Print the listing below in its entirety, character for character.

## Start Data for this exercise

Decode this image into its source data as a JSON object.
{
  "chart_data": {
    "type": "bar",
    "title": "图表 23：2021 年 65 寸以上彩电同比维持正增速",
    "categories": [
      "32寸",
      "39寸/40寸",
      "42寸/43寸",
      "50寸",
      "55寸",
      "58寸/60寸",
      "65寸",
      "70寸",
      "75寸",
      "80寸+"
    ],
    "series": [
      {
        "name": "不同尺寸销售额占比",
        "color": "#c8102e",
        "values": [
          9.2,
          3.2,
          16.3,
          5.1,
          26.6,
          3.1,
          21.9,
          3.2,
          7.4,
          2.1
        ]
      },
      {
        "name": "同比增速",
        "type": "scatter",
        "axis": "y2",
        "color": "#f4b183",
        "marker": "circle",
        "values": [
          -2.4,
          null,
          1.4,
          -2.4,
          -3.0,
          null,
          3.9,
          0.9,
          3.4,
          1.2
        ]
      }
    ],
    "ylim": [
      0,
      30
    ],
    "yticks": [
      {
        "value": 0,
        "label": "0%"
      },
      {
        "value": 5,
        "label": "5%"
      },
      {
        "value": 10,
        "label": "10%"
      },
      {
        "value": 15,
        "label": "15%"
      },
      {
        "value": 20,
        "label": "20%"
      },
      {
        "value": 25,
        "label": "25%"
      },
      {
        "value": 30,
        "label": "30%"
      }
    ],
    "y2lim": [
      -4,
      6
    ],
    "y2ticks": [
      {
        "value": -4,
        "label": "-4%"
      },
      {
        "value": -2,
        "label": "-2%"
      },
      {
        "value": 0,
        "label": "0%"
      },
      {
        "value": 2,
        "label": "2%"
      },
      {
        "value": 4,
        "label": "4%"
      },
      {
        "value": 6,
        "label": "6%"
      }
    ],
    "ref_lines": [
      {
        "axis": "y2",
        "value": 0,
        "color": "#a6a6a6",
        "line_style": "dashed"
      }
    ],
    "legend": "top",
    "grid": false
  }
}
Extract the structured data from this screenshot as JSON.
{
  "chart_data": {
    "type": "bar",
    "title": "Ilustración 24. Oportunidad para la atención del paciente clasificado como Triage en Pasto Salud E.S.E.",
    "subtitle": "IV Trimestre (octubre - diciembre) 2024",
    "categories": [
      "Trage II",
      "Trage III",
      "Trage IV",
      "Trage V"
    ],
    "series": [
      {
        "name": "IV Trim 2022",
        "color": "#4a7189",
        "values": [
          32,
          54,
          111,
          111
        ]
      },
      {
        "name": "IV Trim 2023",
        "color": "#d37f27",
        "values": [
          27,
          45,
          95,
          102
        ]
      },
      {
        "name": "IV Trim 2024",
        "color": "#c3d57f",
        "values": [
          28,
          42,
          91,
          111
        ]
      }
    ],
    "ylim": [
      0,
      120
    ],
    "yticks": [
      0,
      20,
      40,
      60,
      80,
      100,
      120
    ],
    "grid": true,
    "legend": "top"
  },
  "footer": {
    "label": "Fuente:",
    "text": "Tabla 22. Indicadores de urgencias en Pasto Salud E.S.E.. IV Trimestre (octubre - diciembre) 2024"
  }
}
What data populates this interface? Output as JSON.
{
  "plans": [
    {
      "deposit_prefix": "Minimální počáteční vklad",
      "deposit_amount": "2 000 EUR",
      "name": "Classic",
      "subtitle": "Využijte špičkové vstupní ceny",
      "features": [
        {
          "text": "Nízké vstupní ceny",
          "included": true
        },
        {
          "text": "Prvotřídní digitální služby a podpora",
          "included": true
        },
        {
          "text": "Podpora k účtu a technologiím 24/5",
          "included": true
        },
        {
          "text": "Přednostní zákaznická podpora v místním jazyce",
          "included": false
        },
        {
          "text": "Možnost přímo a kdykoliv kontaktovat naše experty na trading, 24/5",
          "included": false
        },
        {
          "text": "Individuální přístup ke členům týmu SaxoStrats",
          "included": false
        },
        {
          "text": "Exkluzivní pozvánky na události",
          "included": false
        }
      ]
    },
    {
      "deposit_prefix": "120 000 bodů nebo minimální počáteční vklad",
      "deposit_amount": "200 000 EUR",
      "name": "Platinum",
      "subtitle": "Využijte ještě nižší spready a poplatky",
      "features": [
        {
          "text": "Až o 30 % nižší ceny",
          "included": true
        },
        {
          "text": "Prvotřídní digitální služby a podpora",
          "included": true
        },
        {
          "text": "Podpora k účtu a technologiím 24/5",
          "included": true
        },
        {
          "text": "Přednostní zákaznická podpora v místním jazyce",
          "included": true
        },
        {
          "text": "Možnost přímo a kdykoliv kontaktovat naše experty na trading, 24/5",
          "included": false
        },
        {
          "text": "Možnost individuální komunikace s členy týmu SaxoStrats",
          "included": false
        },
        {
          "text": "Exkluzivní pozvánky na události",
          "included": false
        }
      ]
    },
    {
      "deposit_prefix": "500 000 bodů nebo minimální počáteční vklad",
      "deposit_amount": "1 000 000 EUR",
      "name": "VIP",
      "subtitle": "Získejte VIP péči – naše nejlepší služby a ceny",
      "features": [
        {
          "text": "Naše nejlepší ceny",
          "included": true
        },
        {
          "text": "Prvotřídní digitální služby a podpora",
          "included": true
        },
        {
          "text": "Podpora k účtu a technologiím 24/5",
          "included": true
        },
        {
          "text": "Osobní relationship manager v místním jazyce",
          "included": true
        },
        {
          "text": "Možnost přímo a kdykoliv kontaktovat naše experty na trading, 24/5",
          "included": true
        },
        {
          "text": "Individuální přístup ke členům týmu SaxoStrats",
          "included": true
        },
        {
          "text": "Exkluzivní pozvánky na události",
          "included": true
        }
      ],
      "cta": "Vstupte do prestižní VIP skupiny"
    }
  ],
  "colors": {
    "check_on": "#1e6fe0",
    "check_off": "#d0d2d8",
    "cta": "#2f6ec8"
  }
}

## End Data for this exercise

◆ **In response**:
Decode this image into its source data as a JSON object.
{
  "chart_data": {
    "type": "bar",
    "title": "图表 23：2021 年 65 寸以上彩电同比维持正增速",
    "categories": [
      "32寸",
      "39寸/40寸",
      "42寸/43寸",
      "50寸",
      "55寸",
      "58寸/60寸",
      "65寸",
      "70寸",
      "75寸",
      "80寸+"
    ],
    "series": [
      {
        "name": "不同尺寸销售额占比",
        "color": "#c8102e",
        "values": [
          9.2,
          3.2,
          16.3,
          5.1,
          26.6,
          3.1,
          21.9,
          3.2,
          7.4,
          2.1
        ]
      },
      {
        "name": "同比增速",
        "type": "scatter",
        "axis": "y2",
        "color": "#f4b183",
        "marker": "circle",
        "values": [
          -2.4,
          null,
          1.4,
          -2.4,
          -3.0,
          null,
          3.9,
          0.9,
          3.4,
          1.2
        ]
      }
    ],
    "ylim": [
      0,
      30
    ],
    "yticks": [
      {
        "value": 0,
        "label": "0%"
      },
      {
        "value": 5,
        "label": "5%"
      },
      {
        "value": 10,
        "label": "10%"
      },
      {
        "value": 15,
        "label": "15%"
      },
      {
        "value": 20,
        "label": "20%"
      },
      {
        "value": 25,
        "label": "25%"
      },
      {
        "value": 30,
        "label": "30%"
      }
    ],
    "y2lim": [
      -4,
      6
    ],
    "y2ticks": [
      {
        "value": -4,
        "label": "-4%"
      },
      {
        "value": -2,
        "label": "-2%"
      },
      {
        "value": 0,
        "label": "0%"
      },
      {
        "value": 2,
        "label": "2%"
      },
      {
        "value": 4,
        "label": "4%"
      },
      {
        "value": 6,
        "label": "6%"
      }
    ],
    "ref_lines": [
      {
        "axis": "y2",
        "value": 0,
        "color": "#a6a6a6",
        "line_style": "dashed"
      }
    ],
    "legend": "top",
    "grid": false
  }
}
Extract the structured data from this screenshot as JSON.
{
  "chart_data": {
    "type": "bar",
    "title": "Ilustración 24. Oportunidad para la atención del paciente clasificado como Triage en Pasto Salud E.S.E.",
    "subtitle": "IV Trimestre (octubre - diciembre) 2024",
    "categories": [
      "Trage II",
      "Trage III",
      "Trage IV",
      "Trage V"
    ],
    "series": [
      {
        "name": "IV Trim 2022",
        "color": "#4a7189",
        "values": [
          32,
          54,
          111,
          111
        ]
      },
      {
        "name": "IV Trim 2023",
        "color": "#d37f27",
        "values": [
          27,
          45,
          95,
          102
        ]
      },
      {
        "name": "IV Trim 2024",
        "color": "#c3d57f",
        "values": [
          28,
          42,
          91,
          111
        ]
      }
    ],
    "ylim": [
      0,
      120
    ],
    "yticks": [
      0,
      20,
      40,
      60,
      80,
      100,
      120
    ],
    "grid": true,
    "legend": "top"
  },
  "footer": {
    "label": "Fuente:",
    "text": "Tabla 22. Indicadores de urgencias en Pasto Salud E.S.E.. IV Trimestre (octubre - diciembre) 2024"
  }
}
What data populates this interface? Output as JSON.
{
  "plans": [
    {
      "deposit_prefix": "Minimální počáteční vklad",
      "deposit_amount": "2 000 EUR",
      "name": "Classic",
      "subtitle": "Využijte špičkové vstupní ceny",
      "features": [
        {
          "text": "Nízké vstupní ceny",
          "included": true
        },
        {
          "text": "Prvotřídní digitální služby a podpora",
          "included": true
        },
        {
          "text": "Podpora k účtu a technologiím 24/5",
          "included": true
        },
        {
          "text": "Přednostní zákaznická podpora v místním jazyce",
          "included": false
        },
        {
          "text": "Možnost přímo a kdykoliv kontaktovat naše experty na trading, 24/5",
          "included": false
        },
        {
          "text": "Individuální přístup ke členům týmu SaxoStrats",
          "included": false
        },
        {
          "text": "Exkluzivní pozvánky na události",
          "included": false
        }
      ]
    },
    {
      "deposit_prefix": "120 000 bodů nebo minimální počáteční vklad",
      "deposit_amount": "200 000 EUR",
      "name": "Platinum",
      "subtitle": "Využijte ještě nižší spready a poplatky",
      "features": [
        {
          "text": "Až o 30 % nižší ceny",
          "included": true
        },
        {
          "text": "Prvotřídní digitální služby a podpora",
          "included": true
        },
        {
          "text": "Podpora k účtu a technologiím 24/5",
          "included": true
        },
        {
          "text": "Přednostní zákaznická podpora v místním jazyce",
          "included": true
        },
        {
          "text": "Možnost přímo a kdykoliv kontaktovat naše experty na trading, 24/5",
          "included": false
        },
        {
          "text": "Možnost individuální komunikace s členy týmu SaxoStrats",
          "included": false
        },
        {
          "text": "Exkluzivní pozvánky na události",
          "included": false
        }
      ]
    },
    {
      "deposit_prefix": "500 000 bodů nebo minimální počáteční vklad",
      "deposit_amount": "1 000 000 EUR",
      "name": "VIP",
      "subtitle": "Získejte VIP péči – naše nejlepší služby a ceny",
      "features": [
        {
          "text": "Naše nejlepší ceny",
          "included": true
        },
        {
          "text": "Prvotřídní digitální služby a podpora",
          "included": true
        },
        {
          "text": "Podpora k účtu a technologiím 24/5",
          "included": true
        },
        {
          "text": "Osobní relationship manager v místním jazyce",
          "included": true
        },
        {
          "text": "Možnost přímo a kdykoliv kontaktovat naše experty na trading, 24/5",
          "included": true
        },
        {
          "text": "Individuální přístup ke členům týmu SaxoStrats",
          "included": true
        },
        {
          "text": "Exkluzivní pozvánky na události",
          "included": true
        }
      ],
      "cta": "Vstupte do prestižní VIP skupiny"
    }
  ],
  "colors": {
    "check_on": "#1e6fe0",
    "check_off": "#d0d2d8",
    "cta": "#2f6ec8"
  }
}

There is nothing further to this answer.